**SET EXERCISE**: Restate the whole of the material. Keep every word, and drop the pictures.

**RECORDS SUPPLIED**:
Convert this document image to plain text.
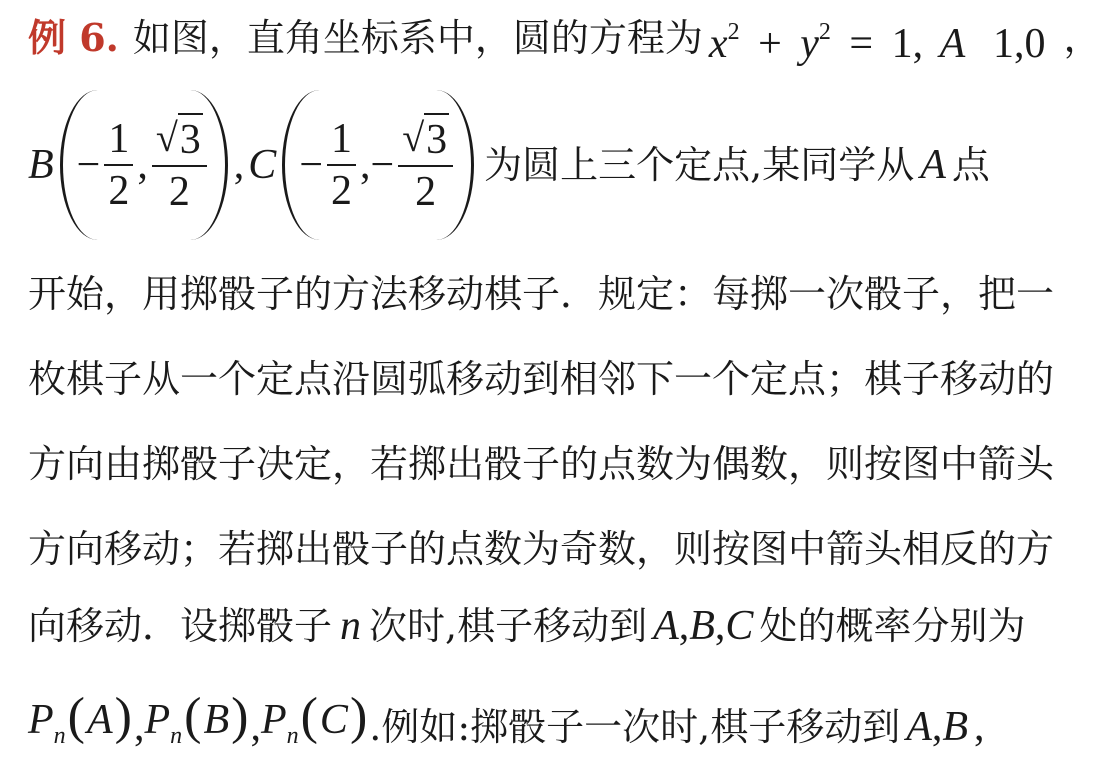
例 6. 如图，直角坐标系中，圆的方程为 $x^2 + y^2 = 1$, A 1,0 ，
$B - \frac{1}{2}$ , $\frac{√ 3}{2}$ , $C - \frac{1}{2}$ , − $\frac{√ 3}{2}$ 为圆上三个定点,某同学从 A 点
开始，用掷骰子的方法移动棋子．规定：每掷一次骰子，把一
枚棋子从一个定点沿圆弧移动到相邻下一个定点；棋子移动的
方向由掷骰子决定，若掷出骰子的点数为偶数，则按图中箭头
方向移动；若掷出骰子的点数为奇数，则按图中箭头相反的方
向移动．设掷骰子 n 次时,棋子移动到 A,B,C 处的概率分别为
$P_n(A)$ , $P_n(B)$ , $P_n(C)$ .例如:掷骰子一次时,棋子移动到 A,B ,
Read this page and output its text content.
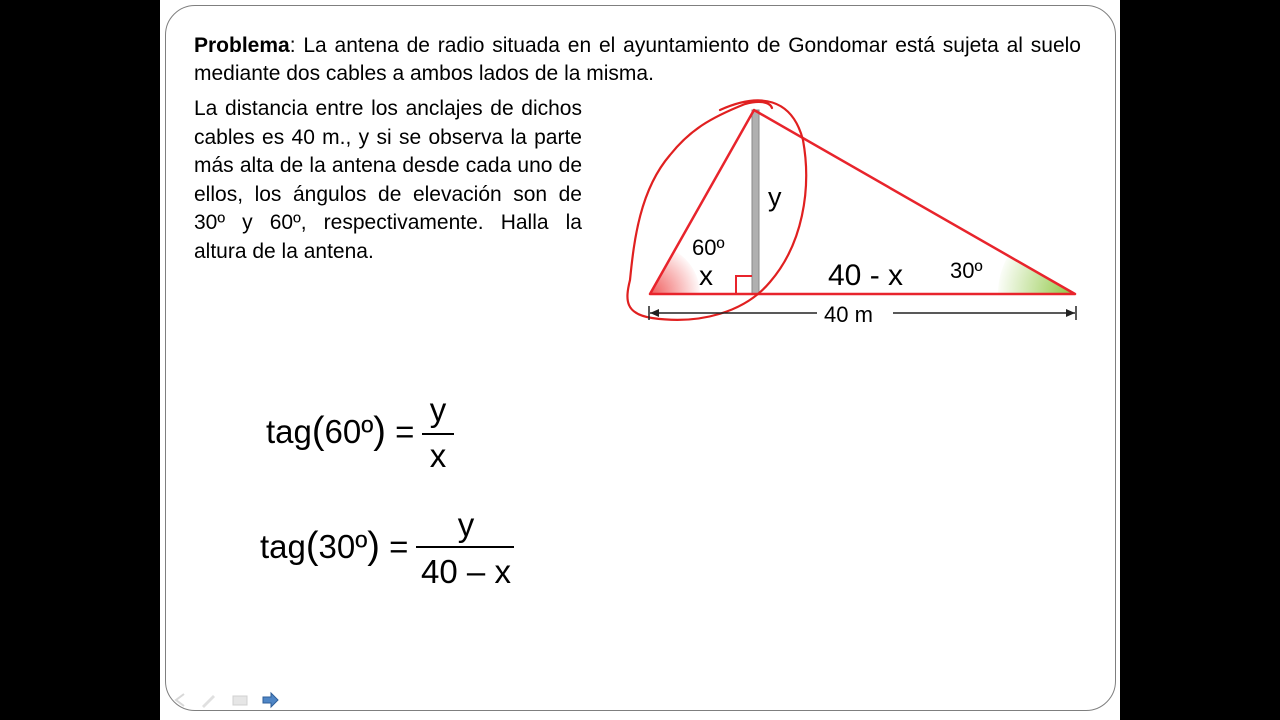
Problema: La antena de radio situada en el ayuntamiento de Gondomar está sujeta al suelo mediante dos cables a ambos lados de la misma.

La distancia entre los anclajes de dichos cables es 40 m., y si se observa la parte más alta de la antena desde cada uno de ellos, los ángulos de elevación son de 30º y 60º, respectivamente. Halla la altura de la antena.

y
60º
x	40 - x 30º
40 m
tag(60º) =
y
x
tag(30º) =
y
40 – x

**EXPECTED OUTPUT**:
Convert this document image to plain text.
例 6. 如图，直角坐标系中，圆的方程为 $x^2 + y^2 = 1$, A 1,0 ，
$B - \frac{1}{2}$ , $\frac{√ 3}{2}$ , $C - \frac{1}{2}$ , − $\frac{√ 3}{2}$ 为圆上三个定点,某同学从 A 点
开始，用掷骰子的方法移动棋子．规定：每掷一次骰子，把一
枚棋子从一个定点沿圆弧移动到相邻下一个定点；棋子移动的
方向由掷骰子决定，若掷出骰子的点数为偶数，则按图中箭头
方向移动；若掷出骰子的点数为奇数，则按图中箭头相反的方
向移动．设掷骰子 n 次时,棋子移动到 A,B,C 处的概率分别为
$P_n(A)$ , $P_n(B)$ , $P_n(C)$ .例如:掷骰子一次时,棋子移动到 A,B ,
Read this page and output its text content.
Problema: La antena de radio situada en el ayuntamiento de Gondomar está sujeta al suelo mediante dos cables a ambos lados de la misma.

La distancia entre los anclajes de dichos cables es 40 m., y si se observa la parte más alta de la antena desde cada uno de ellos, los ángulos de elevación son de 30º y 60º, respectivamente. Halla la altura de la antena.

y
60º
x	40 - x 30º
40 m
tag(60º) =
y
x
tag(30º) =
y
40 – x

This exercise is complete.